Given request: Repeat the material verbatim. Images are excluded from the copy.
● ● ● ●
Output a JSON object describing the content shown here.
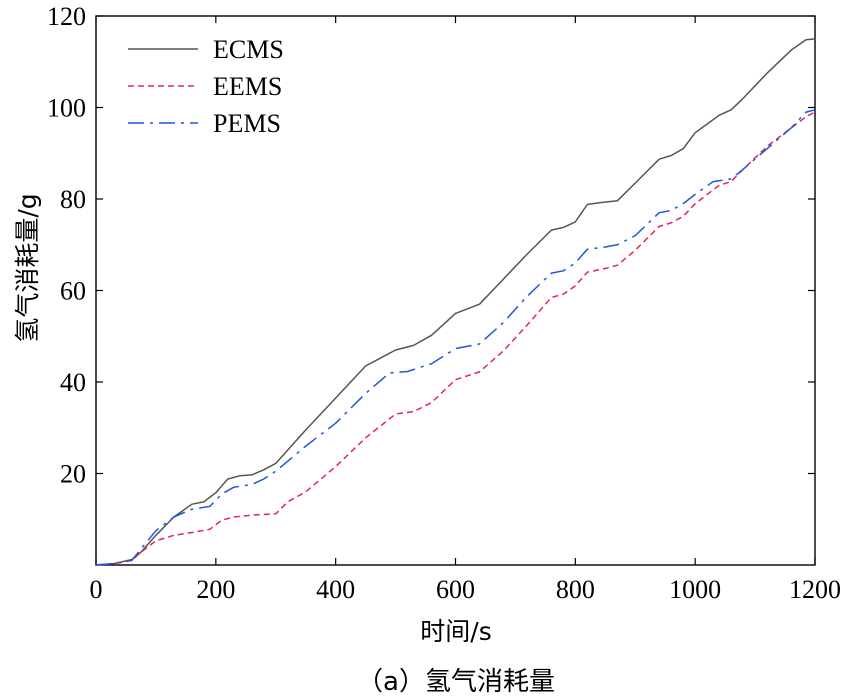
{
  "chart_data": {
    "type": "line",
    "title": "",
    "caption": "（a）氢气消耗量",
    "xlabel": "时间/s",
    "ylabel": "氢气消耗量/g",
    "xlim": [
      0,
      1200
    ],
    "ylim": [
      0,
      120
    ],
    "xticks": [
      0,
      200,
      400,
      600,
      800,
      1000,
      1200
    ],
    "yticks": [
      20,
      40,
      60,
      80,
      100,
      120
    ],
    "grid": false,
    "legend_position": "top-left",
    "series": [
      {
        "name": "ECMS",
        "style": "solid",
        "color": "#555555",
        "x": [
          0,
          30,
          60,
          75,
          100,
          130,
          160,
          180,
          200,
          220,
          240,
          260,
          280,
          300,
          350,
          400,
          450,
          500,
          530,
          560,
          600,
          640,
          680,
          720,
          760,
          780,
          800,
          820,
          840,
          870,
          900,
          940,
          960,
          980,
          1000,
          1040,
          1060,
          1080,
          1120,
          1160,
          1185,
          1200
        ],
        "y": [
          0,
          0.3,
          1.2,
          2.8,
          6.5,
          10.5,
          13.3,
          13.8,
          15.8,
          18.8,
          19.5,
          19.7,
          20.8,
          22.2,
          29.5,
          36.5,
          43.5,
          47,
          48,
          50.2,
          55,
          57,
          62.5,
          68,
          73.2,
          73.8,
          75,
          78.8,
          79.2,
          79.6,
          83.5,
          88.7,
          89.5,
          91,
          94.5,
          98.3,
          99.5,
          102,
          107.5,
          112.5,
          114.8,
          115
        ]
      },
      {
        "name": "EEMS",
        "style": "dashed",
        "color": "#e0245e",
        "x": [
          0,
          30,
          60,
          75,
          100,
          130,
          160,
          190,
          210,
          230,
          260,
          300,
          320,
          350,
          400,
          450,
          500,
          530,
          560,
          600,
          640,
          680,
          720,
          760,
          780,
          800,
          820,
          850,
          870,
          900,
          940,
          960,
          980,
          1000,
          1040,
          1060,
          1080,
          1120,
          1160,
          1185,
          1200
        ],
        "y": [
          0,
          0.3,
          1.0,
          2.8,
          5.3,
          6.5,
          7.1,
          7.8,
          9.8,
          10.5,
          10.9,
          11.2,
          13.8,
          16.0,
          21.5,
          27.8,
          33.0,
          33.5,
          35.5,
          40.5,
          42.2,
          46.8,
          52.5,
          58.5,
          59.2,
          61.0,
          64.0,
          64.8,
          65.5,
          68.8,
          74.0,
          74.8,
          76.2,
          79.0,
          83.0,
          83.8,
          86.5,
          91.5,
          95.5,
          98.0,
          99.0
        ]
      },
      {
        "name": "PEMS",
        "style": "dashdot",
        "color": "#2255dd",
        "x": [
          0,
          30,
          60,
          75,
          100,
          130,
          160,
          190,
          210,
          230,
          260,
          280,
          300,
          350,
          400,
          450,
          490,
          520,
          560,
          600,
          640,
          680,
          720,
          760,
          780,
          800,
          820,
          850,
          870,
          900,
          940,
          960,
          980,
          1000,
          1030,
          1060,
          1080,
          1120,
          1160,
          1185,
          1200
        ],
        "y": [
          0,
          0.3,
          1.0,
          3.5,
          7.5,
          10.5,
          12.2,
          12.8,
          15.5,
          17.0,
          17.6,
          18.8,
          20.5,
          26.0,
          31.0,
          37.5,
          42.0,
          42.3,
          44.0,
          47.3,
          48.3,
          53.0,
          58.8,
          63.8,
          64.3,
          66.0,
          69.0,
          69.5,
          70.0,
          72.0,
          77.0,
          77.5,
          79.0,
          81.0,
          83.8,
          84.4,
          86.5,
          91.0,
          95.5,
          99.0,
          99.5
        ]
      }
    ]
  }
}
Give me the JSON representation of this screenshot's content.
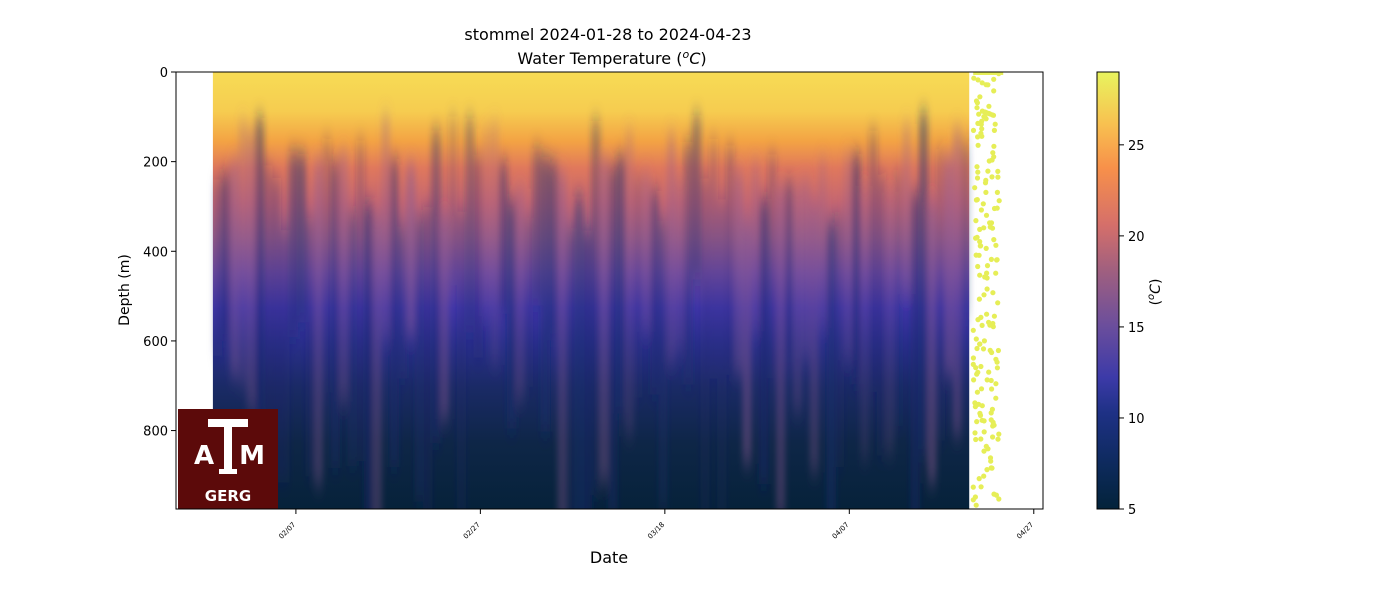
{
  "chart_data": {
    "type": "heatmap",
    "title": "stommel 2024-01-28 to 2024-04-23",
    "subtitle": "Water Temperature (",
    "subtitle_unit_base": "o",
    "subtitle_unit_letter": "C",
    "subtitle_close": ")",
    "xlabel": "Date",
    "ylabel": "Depth (m)",
    "colorbar_label": "(",
    "colorbar_unit_base": "o",
    "colorbar_unit_letter": "C",
    "colorbar_close": ")",
    "x_ticks": [
      "02/07",
      "02/27",
      "03/18",
      "04/07",
      "04/27"
    ],
    "x_tick_days": [
      10,
      30,
      50,
      70,
      90
    ],
    "x_range_days": [
      -3,
      91
    ],
    "data_start_day": 1,
    "data_end_day": 83,
    "y_ticks": [
      0,
      200,
      400,
      600,
      800
    ],
    "ylim": [
      975,
      0
    ],
    "color_ticks": [
      5,
      10,
      15,
      20,
      25
    ],
    "color_range": [
      5,
      29
    ],
    "colormap": "thermal",
    "surface_profile": {
      "depth": [
        0,
        100,
        200,
        300,
        400,
        500,
        600,
        700,
        800,
        975
      ],
      "temperature": [
        27.5,
        25.5,
        20.5,
        17.5,
        14,
        11.5,
        9.5,
        8,
        6.8,
        5.5
      ]
    },
    "yellow_dots_note": "",
    "grid": false,
    "legend": "colorbar-right"
  },
  "logo": {
    "text": "GERG",
    "letters": "ATM"
  }
}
● ● ● ●
Exercise result:
Output a JSON object describing the content shown here.
{
  "chart_data": {
    "type": "line",
    "title": "",
    "caption": "（a）氢气消耗量",
    "xlabel": "时间/s",
    "ylabel": "氢气消耗量/g",
    "xlim": [
      0,
      1200
    ],
    "ylim": [
      0,
      120
    ],
    "xticks": [
      0,
      200,
      400,
      600,
      800,
      1000,
      1200
    ],
    "yticks": [
      20,
      40,
      60,
      80,
      100,
      120
    ],
    "grid": false,
    "legend_position": "top-left",
    "series": [
      {
        "name": "ECMS",
        "style": "solid",
        "color": "#555555",
        "x": [
          0,
          30,
          60,
          75,
          100,
          130,
          160,
          180,
          200,
          220,
          240,
          260,
          280,
          300,
          350,
          400,
          450,
          500,
          530,
          560,
          600,
          640,
          680,
          720,
          760,
          780,
          800,
          820,
          840,
          870,
          900,
          940,
          960,
          980,
          1000,
          1040,
          1060,
          1080,
          1120,
          1160,
          1185,
          1200
        ],
        "y": [
          0,
          0.3,
          1.2,
          2.8,
          6.5,
          10.5,
          13.3,
          13.8,
          15.8,
          18.8,
          19.5,
          19.7,
          20.8,
          22.2,
          29.5,
          36.5,
          43.5,
          47,
          48,
          50.2,
          55,
          57,
          62.5,
          68,
          73.2,
          73.8,
          75,
          78.8,
          79.2,
          79.6,
          83.5,
          88.7,
          89.5,
          91,
          94.5,
          98.3,
          99.5,
          102,
          107.5,
          112.5,
          114.8,
          115
        ]
      },
      {
        "name": "EEMS",
        "style": "dashed",
        "color": "#e0245e",
        "x": [
          0,
          30,
          60,
          75,
          100,
          130,
          160,
          190,
          210,
          230,
          260,
          300,
          320,
          350,
          400,
          450,
          500,
          530,
          560,
          600,
          640,
          680,
          720,
          760,
          780,
          800,
          820,
          850,
          870,
          900,
          940,
          960,
          980,
          1000,
          1040,
          1060,
          1080,
          1120,
          1160,
          1185,
          1200
        ],
        "y": [
          0,
          0.3,
          1.0,
          2.8,
          5.3,
          6.5,
          7.1,
          7.8,
          9.8,
          10.5,
          10.9,
          11.2,
          13.8,
          16.0,
          21.5,
          27.8,
          33.0,
          33.5,
          35.5,
          40.5,
          42.2,
          46.8,
          52.5,
          58.5,
          59.2,
          61.0,
          64.0,
          64.8,
          65.5,
          68.8,
          74.0,
          74.8,
          76.2,
          79.0,
          83.0,
          83.8,
          86.5,
          91.5,
          95.5,
          98.0,
          99.0
        ]
      },
      {
        "name": "PEMS",
        "style": "dashdot",
        "color": "#2255dd",
        "x": [
          0,
          30,
          60,
          75,
          100,
          130,
          160,
          190,
          210,
          230,
          260,
          280,
          300,
          350,
          400,
          450,
          490,
          520,
          560,
          600,
          640,
          680,
          720,
          760,
          780,
          800,
          820,
          850,
          870,
          900,
          940,
          960,
          980,
          1000,
          1030,
          1060,
          1080,
          1120,
          1160,
          1185,
          1200
        ],
        "y": [
          0,
          0.3,
          1.0,
          3.5,
          7.5,
          10.5,
          12.2,
          12.8,
          15.5,
          17.0,
          17.6,
          18.8,
          20.5,
          26.0,
          31.0,
          37.5,
          42.0,
          42.3,
          44.0,
          47.3,
          48.3,
          53.0,
          58.8,
          63.8,
          64.3,
          66.0,
          69.0,
          69.5,
          70.0,
          72.0,
          77.0,
          77.5,
          79.0,
          81.0,
          83.8,
          84.4,
          86.5,
          91.0,
          95.5,
          99.0,
          99.5
        ]
      }
    ]
  }
}
Give me the JSON representation of this screenshot's content.
{
  "chart_data": {
    "type": "heatmap",
    "title": "stommel 2024-01-28 to 2024-04-23",
    "subtitle": "Water Temperature (",
    "subtitle_unit_base": "o",
    "subtitle_unit_letter": "C",
    "subtitle_close": ")",
    "xlabel": "Date",
    "ylabel": "Depth (m)",
    "colorbar_label": "(",
    "colorbar_unit_base": "o",
    "colorbar_unit_letter": "C",
    "colorbar_close": ")",
    "x_ticks": [
      "02/07",
      "02/27",
      "03/18",
      "04/07",
      "04/27"
    ],
    "x_tick_days": [
      10,
      30,
      50,
      70,
      90
    ],
    "x_range_days": [
      -3,
      91
    ],
    "data_start_day": 1,
    "data_end_day": 83,
    "y_ticks": [
      0,
      200,
      400,
      600,
      800
    ],
    "ylim": [
      975,
      0
    ],
    "color_ticks": [
      5,
      10,
      15,
      20,
      25
    ],
    "color_range": [
      5,
      29
    ],
    "colormap": "thermal",
    "surface_profile": {
      "depth": [
        0,
        100,
        200,
        300,
        400,
        500,
        600,
        700,
        800,
        975
      ],
      "temperature": [
        27.5,
        25.5,
        20.5,
        17.5,
        14,
        11.5,
        9.5,
        8,
        6.8,
        5.5
      ]
    },
    "yellow_dots_note": "",
    "grid": false,
    "legend": "colorbar-right"
  },
  "logo": {
    "text": "GERG",
    "letters": "ATM"
  }
}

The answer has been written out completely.